* START Materials provided *

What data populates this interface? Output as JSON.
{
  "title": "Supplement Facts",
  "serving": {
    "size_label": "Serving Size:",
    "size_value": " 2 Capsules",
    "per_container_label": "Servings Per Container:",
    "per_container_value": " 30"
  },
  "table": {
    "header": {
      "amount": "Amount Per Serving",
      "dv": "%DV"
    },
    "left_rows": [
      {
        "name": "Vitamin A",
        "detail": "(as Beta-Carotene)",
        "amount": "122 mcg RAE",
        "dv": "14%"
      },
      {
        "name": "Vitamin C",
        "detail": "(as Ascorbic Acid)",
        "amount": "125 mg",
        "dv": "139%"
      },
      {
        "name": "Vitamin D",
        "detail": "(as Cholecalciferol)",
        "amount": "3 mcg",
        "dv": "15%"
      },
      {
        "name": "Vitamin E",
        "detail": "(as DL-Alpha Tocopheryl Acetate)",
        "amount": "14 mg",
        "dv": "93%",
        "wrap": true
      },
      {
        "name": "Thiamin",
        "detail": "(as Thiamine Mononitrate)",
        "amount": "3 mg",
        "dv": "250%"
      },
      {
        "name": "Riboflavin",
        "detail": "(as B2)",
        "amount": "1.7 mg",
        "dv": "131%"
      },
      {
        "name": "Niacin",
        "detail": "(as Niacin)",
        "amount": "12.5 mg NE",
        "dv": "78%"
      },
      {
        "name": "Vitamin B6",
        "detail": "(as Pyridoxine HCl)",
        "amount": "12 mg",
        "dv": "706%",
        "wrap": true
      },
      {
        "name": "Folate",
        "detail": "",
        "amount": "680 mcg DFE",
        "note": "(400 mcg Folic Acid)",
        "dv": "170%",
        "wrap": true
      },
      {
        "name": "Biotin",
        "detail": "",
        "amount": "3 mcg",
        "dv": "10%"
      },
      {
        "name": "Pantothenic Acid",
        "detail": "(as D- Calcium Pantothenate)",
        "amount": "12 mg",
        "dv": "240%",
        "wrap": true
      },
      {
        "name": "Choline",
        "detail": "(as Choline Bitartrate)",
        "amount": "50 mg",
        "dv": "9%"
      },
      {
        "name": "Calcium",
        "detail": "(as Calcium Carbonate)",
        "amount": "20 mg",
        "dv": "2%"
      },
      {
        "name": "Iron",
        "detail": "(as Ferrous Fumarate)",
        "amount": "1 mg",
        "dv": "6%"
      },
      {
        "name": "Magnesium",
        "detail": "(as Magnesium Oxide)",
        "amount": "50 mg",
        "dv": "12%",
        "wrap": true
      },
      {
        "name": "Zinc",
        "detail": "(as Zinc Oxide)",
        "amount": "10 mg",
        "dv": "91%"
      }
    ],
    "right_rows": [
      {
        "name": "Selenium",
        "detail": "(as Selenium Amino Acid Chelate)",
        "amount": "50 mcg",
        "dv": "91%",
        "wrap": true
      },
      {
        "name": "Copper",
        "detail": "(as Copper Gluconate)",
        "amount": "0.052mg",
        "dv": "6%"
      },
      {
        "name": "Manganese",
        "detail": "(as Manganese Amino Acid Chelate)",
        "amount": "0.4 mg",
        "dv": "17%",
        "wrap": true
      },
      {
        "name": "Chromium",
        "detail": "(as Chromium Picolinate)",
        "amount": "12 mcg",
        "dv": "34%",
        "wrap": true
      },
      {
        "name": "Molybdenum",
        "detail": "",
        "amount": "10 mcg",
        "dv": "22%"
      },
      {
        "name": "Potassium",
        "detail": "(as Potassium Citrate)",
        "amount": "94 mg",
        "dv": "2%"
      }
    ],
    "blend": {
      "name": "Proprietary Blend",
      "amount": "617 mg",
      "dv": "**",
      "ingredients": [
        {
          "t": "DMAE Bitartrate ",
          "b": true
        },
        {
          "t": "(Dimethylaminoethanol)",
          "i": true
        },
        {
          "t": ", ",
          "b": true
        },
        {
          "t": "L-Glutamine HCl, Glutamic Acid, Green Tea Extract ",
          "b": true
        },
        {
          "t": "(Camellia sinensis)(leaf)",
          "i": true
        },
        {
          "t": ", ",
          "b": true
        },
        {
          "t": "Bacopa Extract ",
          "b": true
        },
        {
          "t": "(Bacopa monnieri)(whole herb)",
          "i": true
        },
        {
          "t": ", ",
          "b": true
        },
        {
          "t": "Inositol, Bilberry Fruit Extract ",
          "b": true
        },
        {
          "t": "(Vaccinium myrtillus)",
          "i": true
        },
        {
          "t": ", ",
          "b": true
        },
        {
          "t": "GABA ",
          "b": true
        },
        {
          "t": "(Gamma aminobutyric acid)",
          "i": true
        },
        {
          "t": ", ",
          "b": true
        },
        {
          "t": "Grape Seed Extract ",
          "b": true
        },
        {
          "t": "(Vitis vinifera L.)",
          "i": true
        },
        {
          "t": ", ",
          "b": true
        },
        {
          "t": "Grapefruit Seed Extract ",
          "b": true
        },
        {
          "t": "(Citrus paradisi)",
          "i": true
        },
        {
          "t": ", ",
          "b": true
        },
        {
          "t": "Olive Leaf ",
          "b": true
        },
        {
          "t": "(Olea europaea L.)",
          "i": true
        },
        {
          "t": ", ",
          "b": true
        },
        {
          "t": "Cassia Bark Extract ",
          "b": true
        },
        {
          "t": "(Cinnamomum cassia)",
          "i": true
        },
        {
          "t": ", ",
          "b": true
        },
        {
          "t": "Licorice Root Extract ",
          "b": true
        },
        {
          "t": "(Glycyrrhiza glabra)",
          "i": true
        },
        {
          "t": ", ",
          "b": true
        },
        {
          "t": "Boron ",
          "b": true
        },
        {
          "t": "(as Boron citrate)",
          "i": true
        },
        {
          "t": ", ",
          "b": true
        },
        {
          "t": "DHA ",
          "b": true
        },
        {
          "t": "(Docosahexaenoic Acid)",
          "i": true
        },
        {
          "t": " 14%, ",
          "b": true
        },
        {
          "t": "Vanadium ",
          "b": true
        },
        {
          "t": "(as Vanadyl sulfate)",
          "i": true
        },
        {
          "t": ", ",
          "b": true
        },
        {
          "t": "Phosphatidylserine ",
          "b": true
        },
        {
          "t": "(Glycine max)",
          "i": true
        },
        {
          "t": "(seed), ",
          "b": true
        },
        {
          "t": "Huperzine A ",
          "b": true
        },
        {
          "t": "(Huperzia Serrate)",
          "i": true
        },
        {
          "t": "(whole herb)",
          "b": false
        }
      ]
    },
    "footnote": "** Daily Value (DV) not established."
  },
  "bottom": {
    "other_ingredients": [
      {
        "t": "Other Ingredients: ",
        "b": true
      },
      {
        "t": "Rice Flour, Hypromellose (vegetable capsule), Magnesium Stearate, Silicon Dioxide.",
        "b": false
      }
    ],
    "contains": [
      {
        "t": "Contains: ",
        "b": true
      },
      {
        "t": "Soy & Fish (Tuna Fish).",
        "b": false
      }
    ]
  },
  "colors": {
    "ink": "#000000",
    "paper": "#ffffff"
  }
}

* END Materials provided *

Task objective:
Emit the records above again, exactly, with no line skipped.

Expected output:
What data populates this interface? Output as JSON.
{
  "title": "Supplement Facts",
  "serving": {
    "size_label": "Serving Size:",
    "size_value": " 2 Capsules",
    "per_container_label": "Servings Per Container:",
    "per_container_value": " 30"
  },
  "table": {
    "header": {
      "amount": "Amount Per Serving",
      "dv": "%DV"
    },
    "left_rows": [
      {
        "name": "Vitamin A",
        "detail": "(as Beta-Carotene)",
        "amount": "122 mcg RAE",
        "dv": "14%"
      },
      {
        "name": "Vitamin C",
        "detail": "(as Ascorbic Acid)",
        "amount": "125 mg",
        "dv": "139%"
      },
      {
        "name": "Vitamin D",
        "detail": "(as Cholecalciferol)",
        "amount": "3 mcg",
        "dv": "15%"
      },
      {
        "name": "Vitamin E",
        "detail": "(as DL-Alpha Tocopheryl Acetate)",
        "amount": "14 mg",
        "dv": "93%",
        "wrap": true
      },
      {
        "name": "Thiamin",
        "detail": "(as Thiamine Mononitrate)",
        "amount": "3 mg",
        "dv": "250%"
      },
      {
        "name": "Riboflavin",
        "detail": "(as B2)",
        "amount": "1.7 mg",
        "dv": "131%"
      },
      {
        "name": "Niacin",
        "detail": "(as Niacin)",
        "amount": "12.5 mg NE",
        "dv": "78%"
      },
      {
        "name": "Vitamin B6",
        "detail": "(as Pyridoxine HCl)",
        "amount": "12 mg",
        "dv": "706%",
        "wrap": true
      },
      {
        "name": "Folate",
        "detail": "",
        "amount": "680 mcg DFE",
        "note": "(400 mcg Folic Acid)",
        "dv": "170%",
        "wrap": true
      },
      {
        "name": "Biotin",
        "detail": "",
        "amount": "3 mcg",
        "dv": "10%"
      },
      {
        "name": "Pantothenic Acid",
        "detail": "(as D- Calcium Pantothenate)",
        "amount": "12 mg",
        "dv": "240%",
        "wrap": true
      },
      {
        "name": "Choline",
        "detail": "(as Choline Bitartrate)",
        "amount": "50 mg",
        "dv": "9%"
      },
      {
        "name": "Calcium",
        "detail": "(as Calcium Carbonate)",
        "amount": "20 mg",
        "dv": "2%"
      },
      {
        "name": "Iron",
        "detail": "(as Ferrous Fumarate)",
        "amount": "1 mg",
        "dv": "6%"
      },
      {
        "name": "Magnesium",
        "detail": "(as Magnesium Oxide)",
        "amount": "50 mg",
        "dv": "12%",
        "wrap": true
      },
      {
        "name": "Zinc",
        "detail": "(as Zinc Oxide)",
        "amount": "10 mg",
        "dv": "91%"
      }
    ],
    "right_rows": [
      {
        "name": "Selenium",
        "detail": "(as Selenium Amino Acid Chelate)",
        "amount": "50 mcg",
        "dv": "91%",
        "wrap": true
      },
      {
        "name": "Copper",
        "detail": "(as Copper Gluconate)",
        "amount": "0.052mg",
        "dv": "6%"
      },
      {
        "name": "Manganese",
        "detail": "(as Manganese Amino Acid Chelate)",
        "amount": "0.4 mg",
        "dv": "17%",
        "wrap": true
      },
      {
        "name": "Chromium",
        "detail": "(as Chromium Picolinate)",
        "amount": "12 mcg",
        "dv": "34%",
        "wrap": true
      },
      {
        "name": "Molybdenum",
        "detail": "",
        "amount": "10 mcg",
        "dv": "22%"
      },
      {
        "name": "Potassium",
        "detail": "(as Potassium Citrate)",
        "amount": "94 mg",
        "dv": "2%"
      }
    ],
    "blend": {
      "name": "Proprietary Blend",
      "amount": "617 mg",
      "dv": "**",
      "ingredients": [
        {
          "t": "DMAE Bitartrate ",
          "b": true
        },
        {
          "t": "(Dimethylaminoethanol)",
          "i": true
        },
        {
          "t": ", ",
          "b": true
        },
        {
          "t": "L-Glutamine HCl, Glutamic Acid, Green Tea Extract ",
          "b": true
        },
        {
          "t": "(Camellia sinensis)(leaf)",
          "i": true
        },
        {
          "t": ", ",
          "b": true
        },
        {
          "t": "Bacopa Extract ",
          "b": true
        },
        {
          "t": "(Bacopa monnieri)(whole herb)",
          "i": true
        },
        {
          "t": ", ",
          "b": true
        },
        {
          "t": "Inositol, Bilberry Fruit Extract ",
          "b": true
        },
        {
          "t": "(Vaccinium myrtillus)",
          "i": true
        },
        {
          "t": ", ",
          "b": true
        },
        {
          "t": "GABA ",
          "b": true
        },
        {
          "t": "(Gamma aminobutyric acid)",
          "i": true
        },
        {
          "t": ", ",
          "b": true
        },
        {
          "t": "Grape Seed Extract ",
          "b": true
        },
        {
          "t": "(Vitis vinifera L.)",
          "i": true
        },
        {
          "t": ", ",
          "b": true
        },
        {
          "t": "Grapefruit Seed Extract ",
          "b": true
        },
        {
          "t": "(Citrus paradisi)",
          "i": true
        },
        {
          "t": ", ",
          "b": true
        },
        {
          "t": "Olive Leaf ",
          "b": true
        },
        {
          "t": "(Olea europaea L.)",
          "i": true
        },
        {
          "t": ", ",
          "b": true
        },
        {
          "t": "Cassia Bark Extract ",
          "b": true
        },
        {
          "t": "(Cinnamomum cassia)",
          "i": true
        },
        {
          "t": ", ",
          "b": true
        },
        {
          "t": "Licorice Root Extract ",
          "b": true
        },
        {
          "t": "(Glycyrrhiza glabra)",
          "i": true
        },
        {
          "t": ", ",
          "b": true
        },
        {
          "t": "Boron ",
          "b": true
        },
        {
          "t": "(as Boron citrate)",
          "i": true
        },
        {
          "t": ", ",
          "b": true
        },
        {
          "t": "DHA ",
          "b": true
        },
        {
          "t": "(Docosahexaenoic Acid)",
          "i": true
        },
        {
          "t": " 14%, ",
          "b": true
        },
        {
          "t": "Vanadium ",
          "b": true
        },
        {
          "t": "(as Vanadyl sulfate)",
          "i": true
        },
        {
          "t": ", ",
          "b": true
        },
        {
          "t": "Phosphatidylserine ",
          "b": true
        },
        {
          "t": "(Glycine max)",
          "i": true
        },
        {
          "t": "(seed), ",
          "b": true
        },
        {
          "t": "Huperzine A ",
          "b": true
        },
        {
          "t": "(Huperzia Serrate)",
          "i": true
        },
        {
          "t": "(whole herb)",
          "b": false
        }
      ]
    },
    "footnote": "** Daily Value (DV) not established."
  },
  "bottom": {
    "other_ingredients": [
      {
        "t": "Other Ingredients: ",
        "b": true
      },
      {
        "t": "Rice Flour, Hypromellose (vegetable capsule), Magnesium Stearate, Silicon Dioxide.",
        "b": false
      }
    ],
    "contains": [
      {
        "t": "Contains: ",
        "b": true
      },
      {
        "t": "Soy & Fish (Tuna Fish).",
        "b": false
      }
    ]
  },
  "colors": {
    "ink": "#000000",
    "paper": "#ffffff"
  }
}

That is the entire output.